Set each entry down verbatim, omitting images.

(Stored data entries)
============================================================
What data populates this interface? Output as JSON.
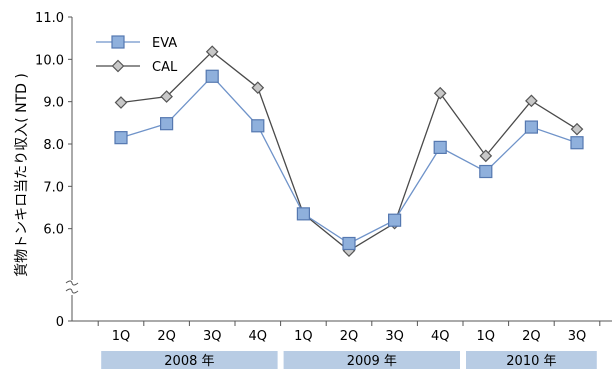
{
  "chart_data": {
    "type": "line",
    "title": "",
    "ylabel": "貨物トンキロ当たり収入( NTD )",
    "xlabel": "",
    "ylim": [
      5.0,
      11.0
    ],
    "y_ticks": [
      "11.0",
      "10.0",
      "9.0",
      "8.0",
      "7.0",
      "6.0"
    ],
    "y_axis_break": true,
    "y_zero_label": "0",
    "categories": [
      "1Q",
      "2Q",
      "3Q",
      "4Q",
      "1Q",
      "2Q",
      "3Q",
      "4Q",
      "1Q",
      "2Q",
      "3Q"
    ],
    "years": [
      {
        "label": "2008 年",
        "quarters": 4
      },
      {
        "label": "2009 年",
        "quarters": 4
      },
      {
        "label": "2010 年",
        "quarters": 3
      }
    ],
    "series": [
      {
        "name": "EVA",
        "marker": "square",
        "line_color": "#6f93c9",
        "marker_fill": "#8fb0dc",
        "marker_stroke": "#5578b0",
        "values": [
          8.15,
          8.48,
          9.6,
          8.43,
          6.35,
          5.65,
          6.2,
          7.92,
          7.35,
          8.4,
          8.03
        ]
      },
      {
        "name": "CAL",
        "marker": "diamond",
        "line_color": "#4a4a4a",
        "marker_fill": "#c8c8c8",
        "marker_stroke": "#555555",
        "values": [
          8.98,
          9.12,
          10.18,
          9.33,
          6.35,
          5.48,
          6.13,
          9.2,
          7.72,
          9.02,
          8.35
        ]
      }
    ],
    "legend_position": "top-left",
    "grid": false,
    "year_band_color": "#b8cce4"
  }
}
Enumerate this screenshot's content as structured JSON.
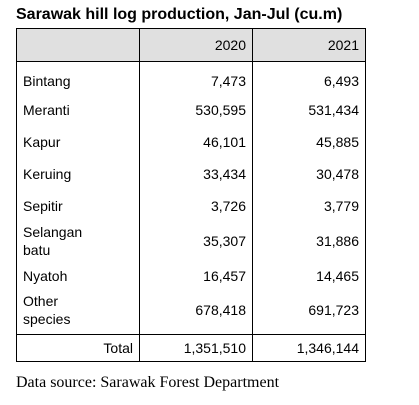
{
  "title": "Sarawak hill log production, Jan-Jul (cu.m)",
  "source": "Data source: Sarawak Forest Department",
  "chart_data": {
    "type": "table",
    "title": "Sarawak hill log production, Jan-Jul (cu.m)",
    "columns": [
      "",
      "2020",
      "2021"
    ],
    "rows": [
      {
        "label": [
          "Bintang"
        ],
        "values": [
          "7,473",
          "6,493"
        ]
      },
      {
        "label": [
          "Meranti"
        ],
        "values": [
          "530,595",
          "531,434"
        ]
      },
      {
        "label": [
          "Kapur"
        ],
        "values": [
          "46,101",
          "45,885"
        ]
      },
      {
        "label": [
          "Keruing"
        ],
        "values": [
          "33,434",
          "30,478"
        ]
      },
      {
        "label": [
          "Sepitir"
        ],
        "values": [
          "3,726",
          "3,779"
        ]
      },
      {
        "label": [
          "Selangan",
          "batu"
        ],
        "values": [
          "35,307",
          "31,886"
        ]
      },
      {
        "label": [
          "Nyatoh"
        ],
        "values": [
          "16,457",
          "14,465"
        ]
      },
      {
        "label": [
          "Other",
          "species"
        ],
        "values": [
          "678,418",
          "691,723"
        ]
      }
    ],
    "total": {
      "label": "Total",
      "values": [
        "1,351,510",
        "1,346,144"
      ]
    },
    "series": [
      {
        "name": "2020",
        "values": [
          7473,
          530595,
          46101,
          33434,
          3726,
          35307,
          16457,
          678418
        ]
      },
      {
        "name": "2021",
        "values": [
          6493,
          531434,
          45885,
          30478,
          3779,
          31886,
          14465,
          691723
        ]
      }
    ],
    "categories": [
      "Bintang",
      "Meranti",
      "Kapur",
      "Keruing",
      "Sepitir",
      "Selangan batu",
      "Nyatoh",
      "Other species"
    ],
    "totals": [
      1351510,
      1346144
    ],
    "header_fill": "#e0e0e0",
    "border_color": "#000000"
  }
}
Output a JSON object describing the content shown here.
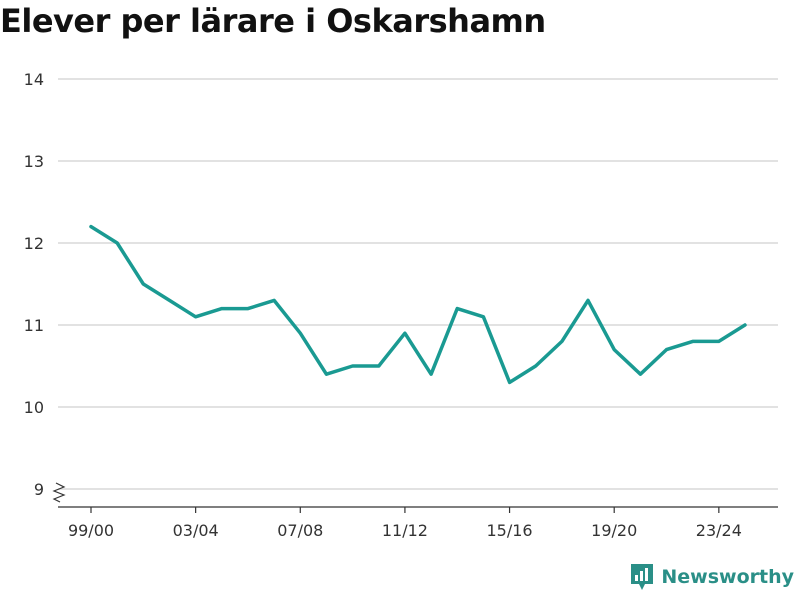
{
  "title": "Elever per lärare i Oskarshamn",
  "brand": {
    "name": "Newsworthy"
  },
  "colors": {
    "line": "#1a9a92",
    "grid": "#d9d9d9",
    "axis": "#333333",
    "brand": "#2a8f87"
  },
  "chart_data": {
    "type": "line",
    "title": "Elever per lärare i Oskarshamn",
    "xlabel": "",
    "ylabel": "",
    "ylim": [
      9,
      14
    ],
    "y_ticks": [
      9,
      10,
      11,
      12,
      13,
      14
    ],
    "y_axis_break": true,
    "grid": true,
    "x": [
      "99/00",
      "00/01",
      "01/02",
      "02/03",
      "03/04",
      "04/05",
      "05/06",
      "06/07",
      "07/08",
      "08/09",
      "09/10",
      "10/11",
      "11/12",
      "12/13",
      "13/14",
      "14/15",
      "15/16",
      "16/17",
      "17/18",
      "18/19",
      "19/20",
      "20/21",
      "21/22",
      "22/23",
      "23/24",
      "24/25"
    ],
    "x_tick_labels": [
      "99/00",
      "03/04",
      "07/08",
      "11/12",
      "15/16",
      "19/20",
      "23/24"
    ],
    "series": [
      {
        "values": [
          12.2,
          12.0,
          11.5,
          11.3,
          11.1,
          11.2,
          11.2,
          11.3,
          10.9,
          10.4,
          10.5,
          10.5,
          10.9,
          10.4,
          11.2,
          11.1,
          10.3,
          10.5,
          10.8,
          11.3,
          10.7,
          10.4,
          10.7,
          10.8,
          10.8,
          11.0
        ]
      }
    ]
  }
}
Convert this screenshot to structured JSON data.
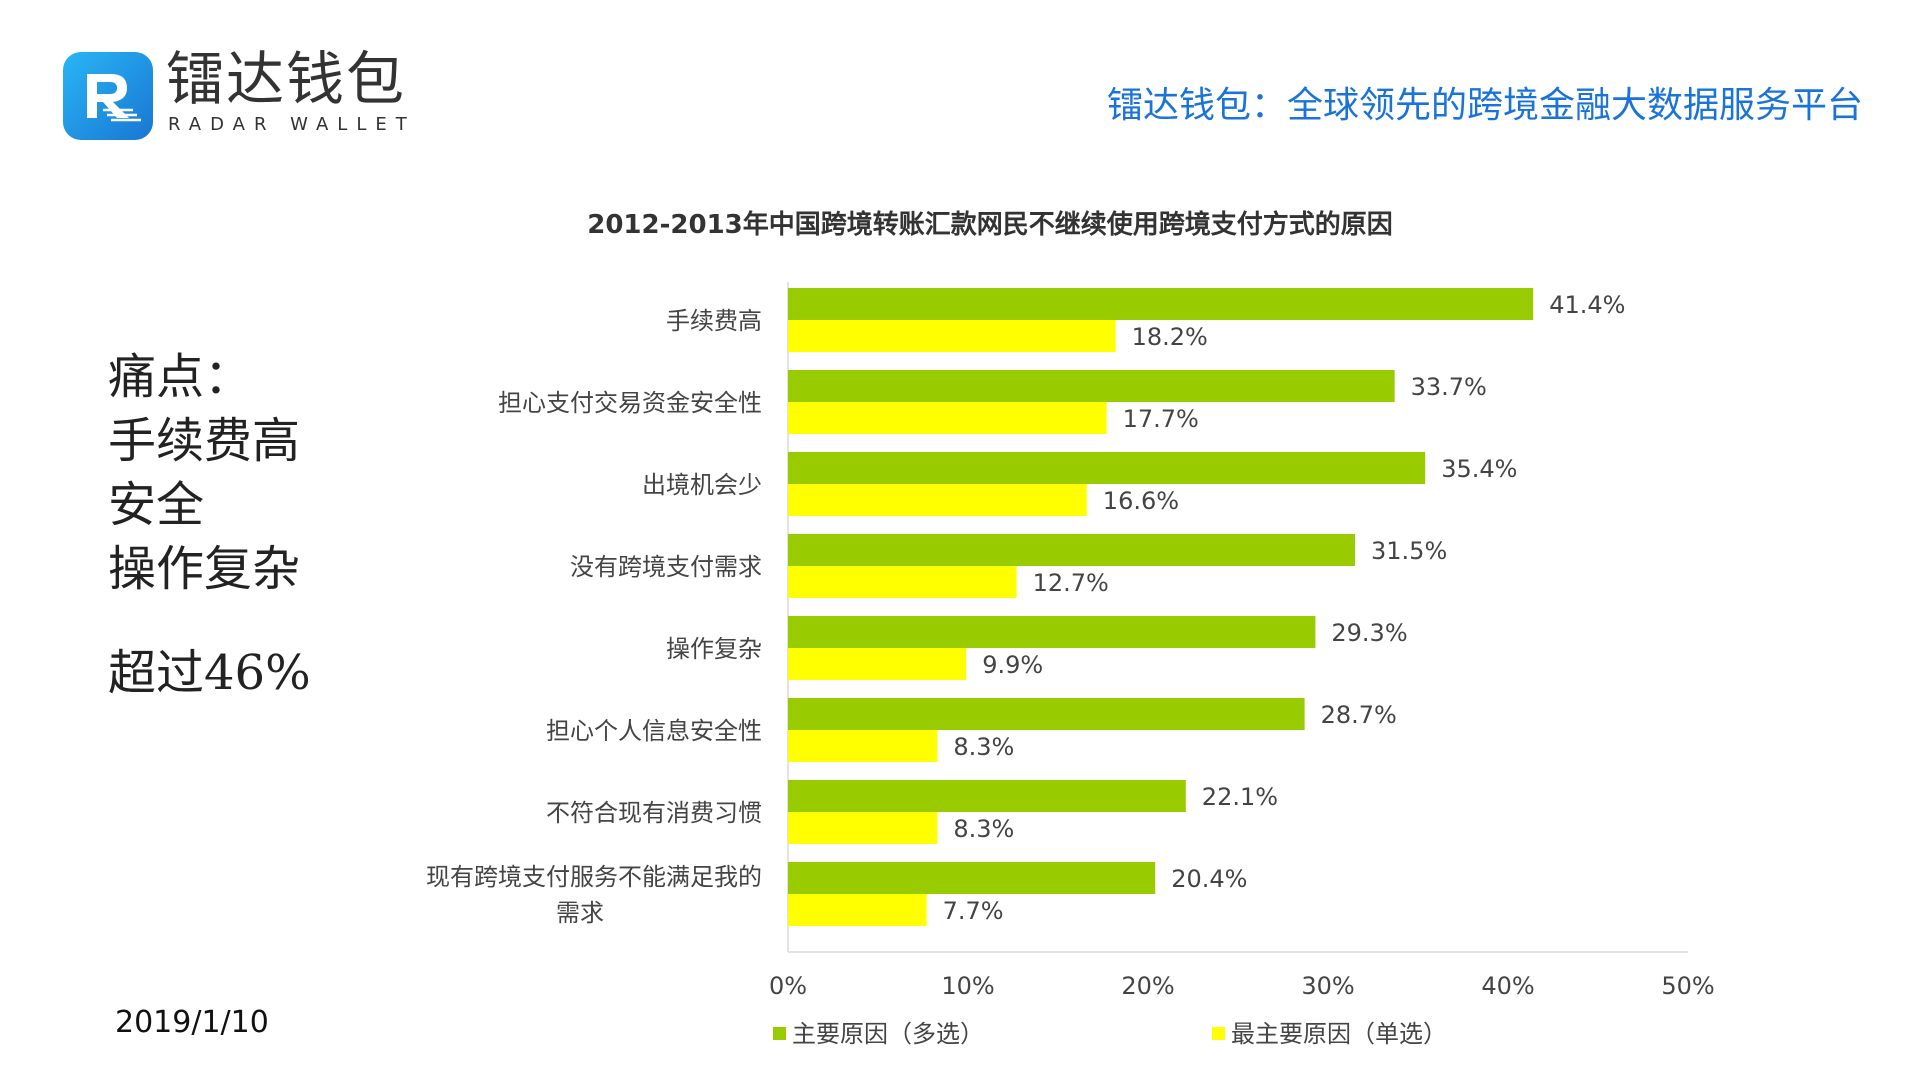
{
  "header": {
    "brand_cn": "镭达钱包",
    "brand_en": "RADAR WALLET",
    "tagline": "镭达钱包：全球领先的跨境金融大数据服务平台"
  },
  "sidebar": {
    "pain_title": "痛点：",
    "pain_items": [
      "手续费高",
      "安全",
      "操作复杂"
    ],
    "highlight": "超过46%"
  },
  "footer": {
    "date": "2019/1/10"
  },
  "colors": {
    "primary": "#99cc00",
    "secondary": "#ffff00",
    "accent": "#1a73d9"
  },
  "chart_data": {
    "type": "bar",
    "orientation": "horizontal",
    "title": "2012-2013年中国跨境转账汇款网民不继续使用跨境支付方式的原因",
    "categories": [
      "手续费高",
      "担心支付交易资金安全性",
      "出境机会少",
      "没有跨境支付需求",
      "操作复杂",
      "担心个人信息安全性",
      "不符合现有消费习惯",
      "现有跨境支付服务不能满足我的需求"
    ],
    "category_lines": [
      [
        "手续费高"
      ],
      [
        "担心支付交易资金安全性"
      ],
      [
        "出境机会少"
      ],
      [
        "没有跨境支付需求"
      ],
      [
        "操作复杂"
      ],
      [
        "担心个人信息安全性"
      ],
      [
        "不符合现有消费习惯"
      ],
      [
        "现有跨境支付服务不能满足我的",
        "需求"
      ]
    ],
    "series": [
      {
        "name": "主要原因（多选）",
        "color": "#99cc00",
        "values": [
          41.4,
          33.7,
          35.4,
          31.5,
          29.3,
          28.7,
          22.1,
          20.4
        ],
        "labels": [
          "41.4%",
          "33.7%",
          "35.4%",
          "31.5%",
          "29.3%",
          "28.7%",
          "22.1%",
          "20.4%"
        ]
      },
      {
        "name": "最主要原因（单选）",
        "color": "#ffff00",
        "values": [
          18.2,
          17.7,
          16.6,
          12.7,
          9.9,
          8.3,
          8.3,
          7.7
        ],
        "labels": [
          "18.2%",
          "17.7%",
          "16.6%",
          "12.7%",
          "9.9%",
          "8.3%",
          "8.3%",
          "7.7%"
        ]
      }
    ],
    "xlim": [
      0,
      50
    ],
    "xticks": [
      "0%",
      "10%",
      "20%",
      "30%",
      "40%",
      "50%"
    ],
    "legend_position": "bottom"
  }
}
============================================================
EXERCISE OUTPUT
What data populates this interface? Output as JSON.
{
  "chart_data": {
    "type": "line",
    "title": "",
    "ylabel": "貨物トンキロ当たり収入( NTD )",
    "xlabel": "",
    "ylim": [
      5.0,
      11.0
    ],
    "y_ticks": [
      "11.0",
      "10.0",
      "9.0",
      "8.0",
      "7.0",
      "6.0"
    ],
    "y_axis_break": true,
    "y_zero_label": "0",
    "categories": [
      "1Q",
      "2Q",
      "3Q",
      "4Q",
      "1Q",
      "2Q",
      "3Q",
      "4Q",
      "1Q",
      "2Q",
      "3Q"
    ],
    "years": [
      {
        "label": "2008 年",
        "quarters": 4
      },
      {
        "label": "2009 年",
        "quarters": 4
      },
      {
        "label": "2010 年",
        "quarters": 3
      }
    ],
    "series": [
      {
        "name": "EVA",
        "marker": "square",
        "line_color": "#6f93c9",
        "marker_fill": "#8fb0dc",
        "marker_stroke": "#5578b0",
        "values": [
          8.15,
          8.48,
          9.6,
          8.43,
          6.35,
          5.65,
          6.2,
          7.92,
          7.35,
          8.4,
          8.03
        ]
      },
      {
        "name": "CAL",
        "marker": "diamond",
        "line_color": "#4a4a4a",
        "marker_fill": "#c8c8c8",
        "marker_stroke": "#555555",
        "values": [
          8.98,
          9.12,
          10.18,
          9.33,
          6.35,
          5.48,
          6.13,
          9.2,
          7.72,
          9.02,
          8.35
        ]
      }
    ],
    "legend_position": "top-left",
    "grid": false,
    "year_band_color": "#b8cce4"
  }
}
Enumerate this screenshot's content as structured JSON.
{
  "title": "Sarawak hill log production, Jan-Jul (cu.m)",
  "source": "Data source: Sarawak Forest Department",
  "chart_data": {
    "type": "table",
    "title": "Sarawak hill log production, Jan-Jul (cu.m)",
    "columns": [
      "",
      "2020",
      "2021"
    ],
    "rows": [
      {
        "label": [
          "Bintang"
        ],
        "values": [
          "7,473",
          "6,493"
        ]
      },
      {
        "label": [
          "Meranti"
        ],
        "values": [
          "530,595",
          "531,434"
        ]
      },
      {
        "label": [
          "Kapur"
        ],
        "values": [
          "46,101",
          "45,885"
        ]
      },
      {
        "label": [
          "Keruing"
        ],
        "values": [
          "33,434",
          "30,478"
        ]
      },
      {
        "label": [
          "Sepitir"
        ],
        "values": [
          "3,726",
          "3,779"
        ]
      },
      {
        "label": [
          "Selangan",
          "batu"
        ],
        "values": [
          "35,307",
          "31,886"
        ]
      },
      {
        "label": [
          "Nyatoh"
        ],
        "values": [
          "16,457",
          "14,465"
        ]
      },
      {
        "label": [
          "Other",
          "species"
        ],
        "values": [
          "678,418",
          "691,723"
        ]
      }
    ],
    "total": {
      "label": "Total",
      "values": [
        "1,351,510",
        "1,346,144"
      ]
    },
    "series": [
      {
        "name": "2020",
        "values": [
          7473,
          530595,
          46101,
          33434,
          3726,
          35307,
          16457,
          678418
        ]
      },
      {
        "name": "2021",
        "values": [
          6493,
          531434,
          45885,
          30478,
          3779,
          31886,
          14465,
          691723
        ]
      }
    ],
    "categories": [
      "Bintang",
      "Meranti",
      "Kapur",
      "Keruing",
      "Sepitir",
      "Selangan batu",
      "Nyatoh",
      "Other species"
    ],
    "totals": [
      1351510,
      1346144
    ],
    "header_fill": "#e0e0e0",
    "border_color": "#000000"
  }
}
Output a JSON object describing the content shown here.
{
  "title": "Elever per lärare i Oskarshamn",
  "brand": {
    "name": "Newsworthy"
  },
  "colors": {
    "line": "#1a9a92",
    "grid": "#d9d9d9",
    "axis": "#333333",
    "brand": "#2a8f87"
  },
  "chart_data": {
    "type": "line",
    "title": "Elever per lärare i Oskarshamn",
    "xlabel": "",
    "ylabel": "",
    "ylim": [
      9,
      14
    ],
    "y_ticks": [
      9,
      10,
      11,
      12,
      13,
      14
    ],
    "y_axis_break": true,
    "grid": true,
    "x": [
      "99/00",
      "00/01",
      "01/02",
      "02/03",
      "03/04",
      "04/05",
      "05/06",
      "06/07",
      "07/08",
      "08/09",
      "09/10",
      "10/11",
      "11/12",
      "12/13",
      "13/14",
      "14/15",
      "15/16",
      "16/17",
      "17/18",
      "18/19",
      "19/20",
      "20/21",
      "21/22",
      "22/23",
      "23/24",
      "24/25"
    ],
    "x_tick_labels": [
      "99/00",
      "03/04",
      "07/08",
      "11/12",
      "15/16",
      "19/20",
      "23/24"
    ],
    "series": [
      {
        "values": [
          12.2,
          12.0,
          11.5,
          11.3,
          11.1,
          11.2,
          11.2,
          11.3,
          10.9,
          10.4,
          10.5,
          10.5,
          10.9,
          10.4,
          11.2,
          11.1,
          10.3,
          10.5,
          10.8,
          11.3,
          10.7,
          10.4,
          10.7,
          10.8,
          10.8,
          11.0
        ]
      }
    ]
  }
}
Convert this screenshot to structured JSON data.
{
  "header": {
    "brand_cn": "镭达钱包",
    "brand_en": "RADAR WALLET",
    "tagline": "镭达钱包：全球领先的跨境金融大数据服务平台"
  },
  "sidebar": {
    "pain_title": "痛点：",
    "pain_items": [
      "手续费高",
      "安全",
      "操作复杂"
    ],
    "highlight": "超过46%"
  },
  "footer": {
    "date": "2019/1/10"
  },
  "colors": {
    "primary": "#99cc00",
    "secondary": "#ffff00",
    "accent": "#1a73d9"
  },
  "chart_data": {
    "type": "bar",
    "orientation": "horizontal",
    "title": "2012-2013年中国跨境转账汇款网民不继续使用跨境支付方式的原因",
    "categories": [
      "手续费高",
      "担心支付交易资金安全性",
      "出境机会少",
      "没有跨境支付需求",
      "操作复杂",
      "担心个人信息安全性",
      "不符合现有消费习惯",
      "现有跨境支付服务不能满足我的需求"
    ],
    "category_lines": [
      [
        "手续费高"
      ],
      [
        "担心支付交易资金安全性"
      ],
      [
        "出境机会少"
      ],
      [
        "没有跨境支付需求"
      ],
      [
        "操作复杂"
      ],
      [
        "担心个人信息安全性"
      ],
      [
        "不符合现有消费习惯"
      ],
      [
        "现有跨境支付服务不能满足我的",
        "需求"
      ]
    ],
    "series": [
      {
        "name": "主要原因（多选）",
        "color": "#99cc00",
        "values": [
          41.4,
          33.7,
          35.4,
          31.5,
          29.3,
          28.7,
          22.1,
          20.4
        ],
        "labels": [
          "41.4%",
          "33.7%",
          "35.4%",
          "31.5%",
          "29.3%",
          "28.7%",
          "22.1%",
          "20.4%"
        ]
      },
      {
        "name": "最主要原因（单选）",
        "color": "#ffff00",
        "values": [
          18.2,
          17.7,
          16.6,
          12.7,
          9.9,
          8.3,
          8.3,
          7.7
        ],
        "labels": [
          "18.2%",
          "17.7%",
          "16.6%",
          "12.7%",
          "9.9%",
          "8.3%",
          "8.3%",
          "7.7%"
        ]
      }
    ],
    "xlim": [
      0,
      50
    ],
    "xticks": [
      "0%",
      "10%",
      "20%",
      "30%",
      "40%",
      "50%"
    ],
    "legend_position": "bottom"
  }
}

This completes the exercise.